* **TASK INSTRUCTIONS**
Examine the entries below, count the lines holding the string "ylabel", and respond with the number only.

--- MATERIAL TO PROCESS ---

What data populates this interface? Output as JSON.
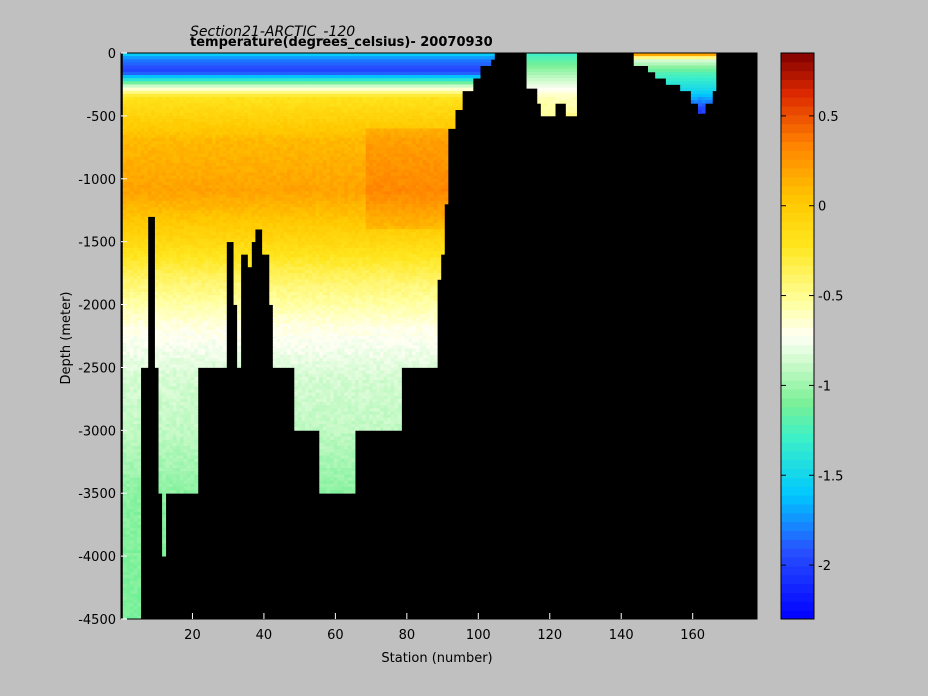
{
  "window": {
    "title_line_1": "Section21-ARCTIC_-120",
    "title_line_2": "temperature(degrees_celsius)- 20070930"
  },
  "chart_data": {
    "type": "heatmap",
    "title": "Section21-ARCTIC_-120",
    "subtitle": "temperature(degrees_celsius)- 20070930",
    "xlabel": "Station (number)",
    "ylabel": "Depth (meter)",
    "xlim": [
      0,
      178
    ],
    "ylim": [
      -4500,
      0
    ],
    "x_ticks": [
      20,
      40,
      60,
      80,
      100,
      120,
      140,
      160
    ],
    "y_ticks": [
      0,
      -500,
      -1000,
      -1500,
      -2000,
      -2500,
      -3000,
      -3500,
      -4000,
      -4500
    ],
    "colorbar": {
      "min": -2.3,
      "max": 0.85,
      "ticks": [
        0.5,
        0,
        -0.5,
        -1,
        -1.5,
        -2
      ],
      "colormap": "jet-like (blue-cyan-green-white-yellow-orange-red)"
    },
    "no_data_color": "#000000",
    "series": [
      {
        "x_start": 1,
        "x_end": 104,
        "bottom_by_station": [
          [
            1,
            4500
          ],
          [
            5,
            4500
          ],
          [
            6,
            2500
          ],
          [
            10,
            2500
          ],
          [
            11,
            3500
          ],
          [
            12,
            4000
          ],
          [
            13,
            3500
          ],
          [
            21,
            3500
          ],
          [
            22,
            2500
          ],
          [
            29,
            2500
          ],
          [
            30,
            1700
          ],
          [
            32,
            2000
          ],
          [
            33,
            2500
          ],
          [
            34,
            2200
          ],
          [
            35,
            1700
          ],
          [
            37,
            1500
          ],
          [
            38,
            1400
          ],
          [
            40,
            1600
          ],
          [
            42,
            2000
          ],
          [
            43,
            2500
          ],
          [
            48,
            2500
          ],
          [
            49,
            3000
          ],
          [
            55,
            3000
          ],
          [
            56,
            3500
          ],
          [
            65,
            3500
          ],
          [
            66,
            3000
          ],
          [
            78,
            3000
          ],
          [
            79,
            2500
          ],
          [
            88,
            2500
          ],
          [
            89,
            1800
          ],
          [
            90,
            1600
          ],
          [
            91,
            1200
          ],
          [
            92,
            600
          ],
          [
            94,
            450
          ],
          [
            96,
            300
          ],
          [
            99,
            200
          ],
          [
            101,
            100
          ],
          [
            104,
            50
          ]
        ],
        "gaps_in_range": [
          [
            8,
            9,
            1300,
            4500
          ],
          [
            30,
            31,
            1500,
            2500
          ],
          [
            34,
            35,
            1600,
            2500
          ],
          [
            38,
            39,
            1400,
            2500
          ]
        ],
        "profile": [
          {
            "depth": 0,
            "temp": -1.5
          },
          {
            "depth": 50,
            "temp": -1.8
          },
          {
            "depth": 150,
            "temp": -2.0
          },
          {
            "depth": 220,
            "temp": -1.3
          },
          {
            "depth": 280,
            "temp": -0.7
          },
          {
            "depth": 350,
            "temp": -0.2
          },
          {
            "depth": 700,
            "temp": 0.1
          },
          {
            "depth": 1100,
            "temp": 0.2
          },
          {
            "depth": 1500,
            "temp": -0.1
          },
          {
            "depth": 1800,
            "temp": -0.4
          },
          {
            "depth": 2200,
            "temp": -0.7
          },
          {
            "depth": 2600,
            "temp": -0.85
          },
          {
            "depth": 3000,
            "temp": -0.9
          },
          {
            "depth": 3500,
            "temp": -1.05
          },
          {
            "depth": 4500,
            "temp": -1.1
          }
        ]
      },
      {
        "x_start": 114,
        "x_end": 127,
        "bottom_by_station": [
          [
            114,
            280
          ],
          [
            117,
            400
          ],
          [
            118,
            500
          ],
          [
            122,
            400
          ],
          [
            125,
            500
          ],
          [
            127,
            500
          ]
        ],
        "profile": [
          {
            "depth": 0,
            "temp": -1.3
          },
          {
            "depth": 150,
            "temp": -1.0
          },
          {
            "depth": 250,
            "temp": -0.8
          },
          {
            "depth": 350,
            "temp": -0.6
          },
          {
            "depth": 500,
            "temp": -0.5
          }
        ]
      },
      {
        "x_start": 144,
        "x_end": 166,
        "bottom_by_station": [
          [
            144,
            100
          ],
          [
            148,
            150
          ],
          [
            150,
            200
          ],
          [
            153,
            250
          ],
          [
            157,
            300
          ],
          [
            160,
            400
          ],
          [
            162,
            480
          ],
          [
            164,
            400
          ],
          [
            166,
            300
          ]
        ],
        "profile": [
          {
            "depth": 0,
            "temp": 0.5
          },
          {
            "depth": 50,
            "temp": -0.8
          },
          {
            "depth": 150,
            "temp": -1.2
          },
          {
            "depth": 300,
            "temp": -1.5
          },
          {
            "depth": 450,
            "temp": -2.0
          }
        ]
      }
    ]
  }
}
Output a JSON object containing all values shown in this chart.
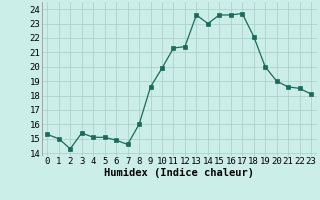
{
  "x": [
    0,
    1,
    2,
    3,
    4,
    5,
    6,
    7,
    8,
    9,
    10,
    11,
    12,
    13,
    14,
    15,
    16,
    17,
    18,
    19,
    20,
    21,
    22,
    23
  ],
  "y": [
    15.3,
    15.0,
    14.3,
    15.4,
    15.1,
    15.1,
    14.9,
    14.6,
    16.0,
    18.6,
    19.9,
    21.3,
    21.4,
    23.6,
    23.0,
    23.6,
    23.6,
    23.7,
    22.1,
    20.0,
    19.0,
    18.6,
    18.5,
    18.1
  ],
  "line_color": "#1a6b5a",
  "marker_color": "#1a6b5a",
  "bg_color": "#cceee8",
  "grid_color": "#aaccc6",
  "xlabel": "Humidex (Indice chaleur)",
  "xlim": [
    -0.5,
    23.5
  ],
  "ylim": [
    13.8,
    24.5
  ],
  "yticks": [
    14,
    15,
    16,
    17,
    18,
    19,
    20,
    21,
    22,
    23,
    24
  ],
  "xtick_labels": [
    "0",
    "1",
    "2",
    "3",
    "4",
    "5",
    "6",
    "7",
    "8",
    "9",
    "10",
    "11",
    "12",
    "13",
    "14",
    "15",
    "16",
    "17",
    "18",
    "19",
    "20",
    "21",
    "22",
    "23"
  ],
  "xlabel_fontsize": 7.5,
  "tick_fontsize": 6.5
}
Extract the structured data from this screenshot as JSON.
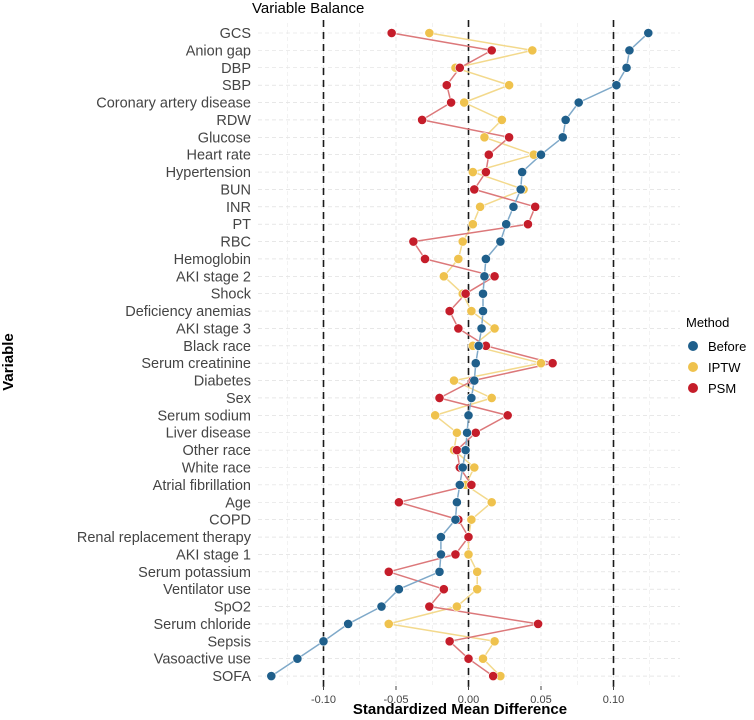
{
  "chart_data": {
    "type": "scatter",
    "title": "Variable Balance",
    "xlabel": "Standardized Mean Difference",
    "ylabel": "Variable",
    "xlim": [
      -0.135,
      0.13
    ],
    "xticks": [
      -0.1,
      -0.05,
      0.0,
      0.05,
      0.1
    ],
    "xtick_labels": [
      "-0.10",
      "-0.05",
      "0.00",
      "0.05",
      "0.10"
    ],
    "reference_lines": [
      -0.1,
      0.0,
      0.1
    ],
    "grid": true,
    "legend_title": "Method",
    "legend_position": "right",
    "categories": [
      "GCS",
      "Anion gap",
      "DBP",
      "SBP",
      "Coronary artery disease",
      "RDW",
      "Glucose",
      "Heart rate",
      "Hypertension",
      "BUN",
      "INR",
      "PT",
      "RBC",
      "Hemoglobin",
      "AKI stage 2",
      "Shock",
      "Deficiency anemias",
      "AKI stage 3",
      "Black race",
      "Serum creatinine",
      "Diabetes",
      "Sex",
      "Serum sodium",
      "Liver disease",
      "Other race",
      "White race",
      "Atrial fibrillation",
      "Age",
      "COPD",
      "Renal replacement therapy",
      "AKI stage 1",
      "Serum potassium",
      "Ventilator use",
      "SpO2",
      "Serum chloride",
      "Sepsis",
      "Vasoactive use",
      "SOFA"
    ],
    "series": [
      {
        "name": "Before",
        "color": "#1f5f8b",
        "line_color": "#7fa9c9",
        "values": [
          0.124,
          0.111,
          0.109,
          0.102,
          0.076,
          0.067,
          0.065,
          0.05,
          0.037,
          0.036,
          0.031,
          0.026,
          0.022,
          0.012,
          0.011,
          0.01,
          0.01,
          0.009,
          0.007,
          0.005,
          0.004,
          0.002,
          0.0,
          -0.001,
          -0.002,
          -0.004,
          -0.006,
          -0.008,
          -0.009,
          -0.019,
          -0.019,
          -0.02,
          -0.048,
          -0.06,
          -0.083,
          -0.1,
          -0.118,
          -0.136
        ]
      },
      {
        "name": "IPTW",
        "color": "#efc24d",
        "line_color": "#f3d98c",
        "values": [
          -0.027,
          0.044,
          -0.009,
          0.028,
          -0.003,
          0.023,
          0.011,
          0.045,
          0.003,
          0.038,
          0.008,
          0.003,
          -0.004,
          -0.007,
          -0.017,
          -0.004,
          0.002,
          0.018,
          0.003,
          0.05,
          -0.01,
          0.016,
          -0.023,
          -0.008,
          -0.01,
          0.004,
          -0.002,
          0.016,
          0.002,
          0.0,
          0.0,
          0.006,
          0.006,
          -0.008,
          -0.055,
          0.018,
          0.01,
          0.022
        ]
      },
      {
        "name": "PSM",
        "color": "#c51d2a",
        "line_color": "#dc787a",
        "values": [
          -0.053,
          0.016,
          -0.006,
          -0.015,
          -0.012,
          -0.032,
          0.028,
          0.014,
          0.012,
          0.004,
          0.046,
          0.041,
          -0.038,
          -0.03,
          0.018,
          -0.002,
          -0.013,
          -0.007,
          0.012,
          0.058,
          0.003,
          -0.02,
          0.027,
          0.005,
          -0.008,
          -0.006,
          0.002,
          -0.048,
          -0.007,
          0.0,
          -0.009,
          -0.055,
          -0.017,
          -0.027,
          0.048,
          -0.013,
          0.0,
          0.017
        ]
      }
    ]
  }
}
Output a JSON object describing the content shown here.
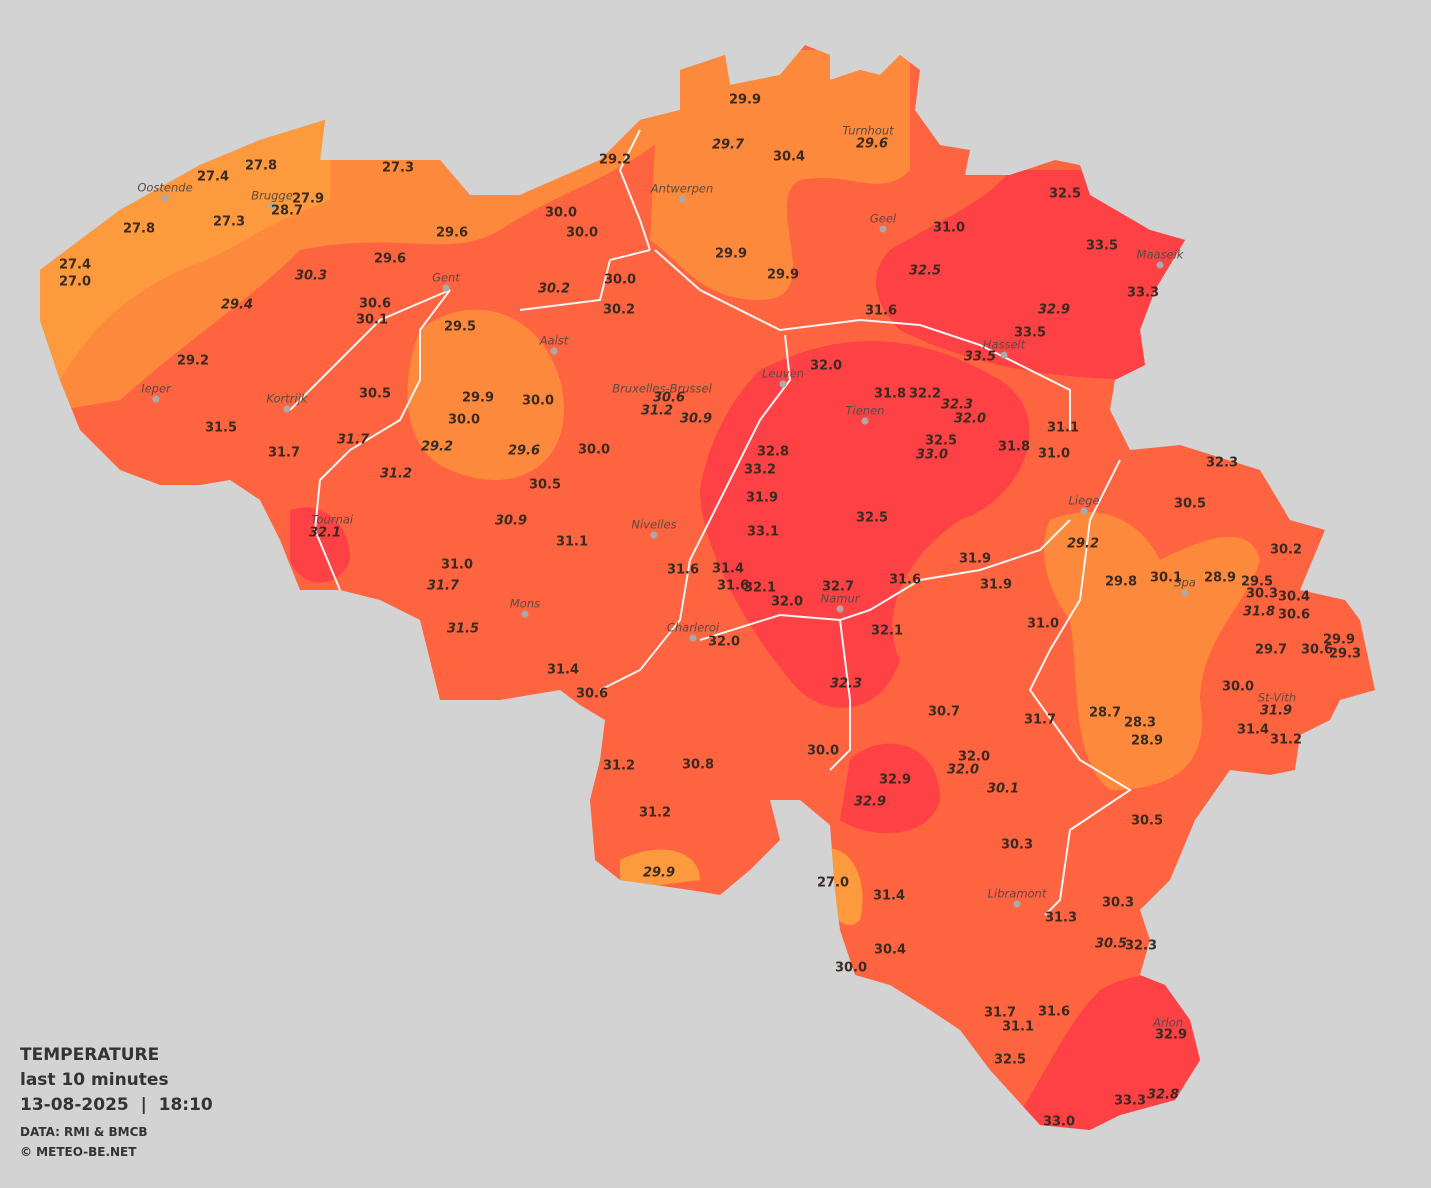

---

* **FINISHED EXERCISE**
2